Archive for the ‘Deployment’ Category
How to troubleshoot Problems in Server Setups, Rails Apps or any other Config or Code Problem
This post might be interesting for all people who are faced with strange problems like this: “Yesterday it worked. Now it’s broken” or “It works on my machine (and it does not in production)”.
I’m sure that all Programmers and sysadmins have had an incident like this in their lives. I’ve had a lot of these problems and found out that in the end there’s always an explaination for the problem. Very rarley it’s some quantum mechaincs effect that caused the problem. In most cases there is a really simple explaination for the problem even if it was hard to find. These things include “the cause of a crashing perl script is the java version of the app starting the script”, “failing tests that where caused by a minor version difference of a testing library where the error message lead to something completely different”
The process described below was used in all cases to find the root cause of the problem which then was solved very easily. We weren’t aware that we used this process but rather did it intuitively. After talking about the process and writing it down, we were able to find more and more problems by following these steps and also to transfer the knowledge to other people so that they will build up the intuition to find root causes of problems as well.
General idea
Systems that work and system that don’t work differ.
If you make the not working system equal to the working system, it will work.
That’s all there is to Troubleshooting (basically).
Process to find out the difference
The hard part is to find out where the working and not working systems differ.
The general process is really simple though:
- List all items that can differ
- Check if they differ
- Make them equal (one at a time!)
- Repeat 3 until finished. If still broken, think harder about 1 and start again
The optimized version of this is, to start with the things that are most likely to cause the problem.
The term “most likely” is based on
- your own experience
- information found in the web: blog posts, google searches, etc.
- experiences of your co-workers
It is fundamental that you make each step conciously (writing the step/change down helps to do that). If one step doesn’t yield the desired outcome: revert it immediately. Again: having written it done helps not to forget anything. Forgetting steps may make the situation even worse.
How can systems differ?
The main questions are:
- What changed since it worked (if it is the same system)?
- What is different or changed on the not working system compared to the working system (if it is a different system)?
The latter is a lot easier because you something to compare to. In the former case you have to create the “working system” again. Which in itself may be the solution to the problem.
If the answer is “nothing”. Think again…! Because time has progressed. So at least the time changed.
Possible effects of changed time
- File system full
- weird time dependend behavior of applications
- system/application restart occured
- data changes happend
Other things that may have changed:
- software versions through package updates – Minor Changes are important!
- OS Kernel
- OS packages
- application libraries (ruby gems, jars))
- Database schemas
- Database content
- Filesystem content of any kind (That includes timestamps of a file that is only read!)

··········

__To do__
1: Answer these questions from the troubleshooting post, one answer per line, marked (a), (b), (c):
(a) According to the post, what has changed at the very least if the answer to "what changed" seems to be "nothing"?
(b) What are the three things the term "most likely" is based on?
(c) What should you do if a step doesn't yield the desired outcome?
2: List every step of the general process for finding differences that the troubleshooting post gives.
3: Translate this sentence from the troubleshooting post into Spanish: "If you make the not working system equal to the working system, it will work."

__Dataset excerpt__
··········

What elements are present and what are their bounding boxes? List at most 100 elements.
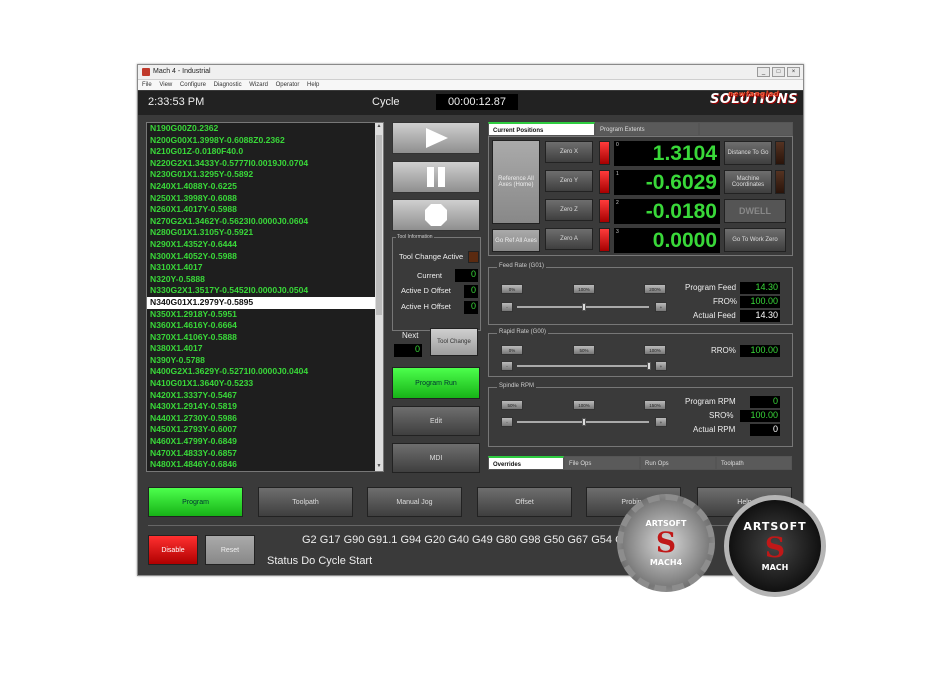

··········

__Solutions to each task__
1:
(a) The time changed.
(b) Your own experience, information found on the web, and the experiences of your co-workers.
(c) Revert it immediately.

2:
- List all items that can differ
- Check if they differ
- Make them equal (one at a time!)
- Repeat 3 until finished. If still broken, think harder about 1 and start again

3: Si haces que el sistema que no funciona sea igual al sistema que funciona, funcionará.